INPUT MATERIAL »

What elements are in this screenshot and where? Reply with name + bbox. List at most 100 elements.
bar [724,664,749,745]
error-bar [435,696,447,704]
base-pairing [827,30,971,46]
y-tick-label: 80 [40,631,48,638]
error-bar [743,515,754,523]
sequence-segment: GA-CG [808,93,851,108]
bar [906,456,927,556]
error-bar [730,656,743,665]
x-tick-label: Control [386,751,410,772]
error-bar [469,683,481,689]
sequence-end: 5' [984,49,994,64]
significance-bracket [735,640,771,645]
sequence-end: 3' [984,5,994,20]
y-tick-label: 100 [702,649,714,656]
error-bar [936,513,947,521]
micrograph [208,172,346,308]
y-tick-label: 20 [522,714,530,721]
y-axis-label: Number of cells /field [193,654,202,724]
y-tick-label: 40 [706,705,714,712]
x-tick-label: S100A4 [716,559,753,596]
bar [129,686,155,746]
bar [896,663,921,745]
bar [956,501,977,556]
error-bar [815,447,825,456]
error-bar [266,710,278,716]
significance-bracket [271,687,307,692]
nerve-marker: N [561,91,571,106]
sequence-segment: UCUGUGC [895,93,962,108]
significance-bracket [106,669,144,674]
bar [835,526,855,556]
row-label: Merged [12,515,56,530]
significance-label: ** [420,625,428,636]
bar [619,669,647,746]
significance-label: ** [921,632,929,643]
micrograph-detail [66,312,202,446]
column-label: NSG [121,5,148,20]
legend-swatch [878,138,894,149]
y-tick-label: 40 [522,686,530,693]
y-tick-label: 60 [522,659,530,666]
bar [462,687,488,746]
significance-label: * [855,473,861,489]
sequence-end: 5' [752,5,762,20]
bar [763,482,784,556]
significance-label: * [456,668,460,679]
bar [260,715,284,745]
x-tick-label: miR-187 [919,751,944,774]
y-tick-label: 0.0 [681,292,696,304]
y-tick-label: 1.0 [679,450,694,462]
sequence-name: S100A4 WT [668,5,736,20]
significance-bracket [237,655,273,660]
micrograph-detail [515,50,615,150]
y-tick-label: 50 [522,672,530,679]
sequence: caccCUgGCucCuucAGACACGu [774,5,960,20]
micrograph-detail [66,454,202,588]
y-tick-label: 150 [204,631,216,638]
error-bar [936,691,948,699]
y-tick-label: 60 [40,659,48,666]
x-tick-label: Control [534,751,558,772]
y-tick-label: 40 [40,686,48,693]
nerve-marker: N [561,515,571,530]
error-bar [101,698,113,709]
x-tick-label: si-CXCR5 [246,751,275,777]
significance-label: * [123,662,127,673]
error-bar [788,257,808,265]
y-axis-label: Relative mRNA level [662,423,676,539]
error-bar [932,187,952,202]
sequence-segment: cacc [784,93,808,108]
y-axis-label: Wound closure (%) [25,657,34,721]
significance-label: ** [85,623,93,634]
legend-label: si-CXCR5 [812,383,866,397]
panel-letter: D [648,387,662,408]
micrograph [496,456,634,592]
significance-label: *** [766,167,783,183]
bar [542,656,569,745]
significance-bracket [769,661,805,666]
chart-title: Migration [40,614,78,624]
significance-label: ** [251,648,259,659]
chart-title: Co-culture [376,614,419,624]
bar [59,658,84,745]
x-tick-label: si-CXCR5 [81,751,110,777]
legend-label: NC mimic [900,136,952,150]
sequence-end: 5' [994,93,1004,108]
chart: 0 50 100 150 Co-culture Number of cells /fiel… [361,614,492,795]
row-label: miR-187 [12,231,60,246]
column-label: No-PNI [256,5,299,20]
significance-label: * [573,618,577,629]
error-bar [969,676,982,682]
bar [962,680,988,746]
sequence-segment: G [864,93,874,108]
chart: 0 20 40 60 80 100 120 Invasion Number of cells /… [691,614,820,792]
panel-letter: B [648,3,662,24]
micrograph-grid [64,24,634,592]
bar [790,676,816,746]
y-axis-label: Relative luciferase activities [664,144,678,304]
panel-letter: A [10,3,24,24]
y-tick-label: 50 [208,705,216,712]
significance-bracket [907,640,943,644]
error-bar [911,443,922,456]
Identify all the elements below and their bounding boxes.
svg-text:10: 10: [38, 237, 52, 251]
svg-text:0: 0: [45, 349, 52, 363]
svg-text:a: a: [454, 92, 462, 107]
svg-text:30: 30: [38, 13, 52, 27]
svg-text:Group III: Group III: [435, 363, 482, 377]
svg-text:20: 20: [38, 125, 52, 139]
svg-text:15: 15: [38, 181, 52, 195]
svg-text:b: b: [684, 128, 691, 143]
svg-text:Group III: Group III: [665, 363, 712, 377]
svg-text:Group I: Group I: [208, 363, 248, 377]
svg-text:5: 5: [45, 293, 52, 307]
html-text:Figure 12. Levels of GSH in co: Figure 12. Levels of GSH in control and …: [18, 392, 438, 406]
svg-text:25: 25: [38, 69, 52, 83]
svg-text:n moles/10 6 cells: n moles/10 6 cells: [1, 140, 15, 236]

PROBLEM STATEMENT » Wherever the word "axis" appears in the listing, copy the line that holds it.

OUTPUT OF THE TASK »
y-axis-label: Number of cells /field [193,654,202,724]
y-axis-label: Relative mRNA level [662,423,676,539]
y-axis-label: Wound closure (%) [25,657,34,721]
y-axis-label: Relative luciferase activities [664,144,678,304]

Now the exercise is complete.